• _INSTRUCTION_
Pictures in the records should not be copied, but every other part must be repeated exactly.

• _MATERIAL TO PROCESS_
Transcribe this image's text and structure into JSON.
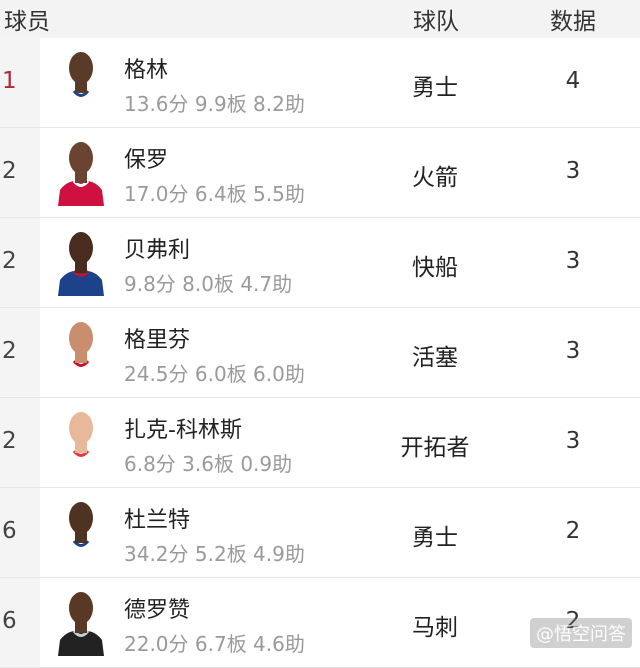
{
  "header": {
    "player": "球员",
    "team": "球队",
    "stat": "数据"
  },
  "rows": [
    {
      "rank": "1",
      "name": "格林",
      "line": "13.6分 9.9板 8.2助",
      "team": "勇士",
      "value": "4",
      "skin": "#5a3a28",
      "jersey": "#ffffff",
      "trim": "#1d428a"
    },
    {
      "rank": "2",
      "name": "保罗",
      "line": "17.0分 6.4板 5.5助",
      "team": "火箭",
      "value": "3",
      "skin": "#6a4430",
      "jersey": "#ce1141",
      "trim": "#ffffff"
    },
    {
      "rank": "2",
      "name": "贝弗利",
      "line": "9.8分 8.0板 4.7助",
      "team": "快船",
      "value": "3",
      "skin": "#4a2c1e",
      "jersey": "#1d428a",
      "trim": "#c8102e"
    },
    {
      "rank": "2",
      "name": "格里芬",
      "line": "24.5分 6.0板 6.0助",
      "team": "活塞",
      "value": "3",
      "skin": "#c98e6e",
      "jersey": "#ffffff",
      "trim": "#c8102e"
    },
    {
      "rank": "2",
      "name": "扎克-科林斯",
      "line": "6.8分 3.6板 0.9助",
      "team": "开拓者",
      "value": "3",
      "skin": "#e7b89a",
      "jersey": "#ffffff",
      "trim": "#e03a3e"
    },
    {
      "rank": "6",
      "name": "杜兰特",
      "line": "34.2分 5.2板 4.9助",
      "team": "勇士",
      "value": "2",
      "skin": "#4e3222",
      "jersey": "#ffffff",
      "trim": "#1d428a"
    },
    {
      "rank": "6",
      "name": "德罗赞",
      "line": "22.0分 6.7板 4.6助",
      "team": "马刺",
      "value": "2",
      "skin": "#5a3826",
      "jersey": "#222222",
      "trim": "#c4ced4"
    }
  ],
  "watermark": "@悟空问答"
}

• _COMPLETED EXERCISE_
Transcribe this image's text and structure into JSON.
{
  "header": {
    "player": "球员",
    "team": "球队",
    "stat": "数据"
  },
  "rows": [
    {
      "rank": "1",
      "name": "格林",
      "line": "13.6分 9.9板 8.2助",
      "team": "勇士",
      "value": "4",
      "skin": "#5a3a28",
      "jersey": "#ffffff",
      "trim": "#1d428a"
    },
    {
      "rank": "2",
      "name": "保罗",
      "line": "17.0分 6.4板 5.5助",
      "team": "火箭",
      "value": "3",
      "skin": "#6a4430",
      "jersey": "#ce1141",
      "trim": "#ffffff"
    },
    {
      "rank": "2",
      "name": "贝弗利",
      "line": "9.8分 8.0板 4.7助",
      "team": "快船",
      "value": "3",
      "skin": "#4a2c1e",
      "jersey": "#1d428a",
      "trim": "#c8102e"
    },
    {
      "rank": "2",
      "name": "格里芬",
      "line": "24.5分 6.0板 6.0助",
      "team": "活塞",
      "value": "3",
      "skin": "#c98e6e",
      "jersey": "#ffffff",
      "trim": "#c8102e"
    },
    {
      "rank": "2",
      "name": "扎克-科林斯",
      "line": "6.8分 3.6板 0.9助",
      "team": "开拓者",
      "value": "3",
      "skin": "#e7b89a",
      "jersey": "#ffffff",
      "trim": "#e03a3e"
    },
    {
      "rank": "6",
      "name": "杜兰特",
      "line": "34.2分 5.2板 4.9助",
      "team": "勇士",
      "value": "2",
      "skin": "#4e3222",
      "jersey": "#ffffff",
      "trim": "#1d428a"
    },
    {
      "rank": "6",
      "name": "德罗赞",
      "line": "22.0分 6.7板 4.6助",
      "team": "马刺",
      "value": "2",
      "skin": "#5a3826",
      "jersey": "#222222",
      "trim": "#c4ced4"
    }
  ],
  "watermark": "@悟空问答"
}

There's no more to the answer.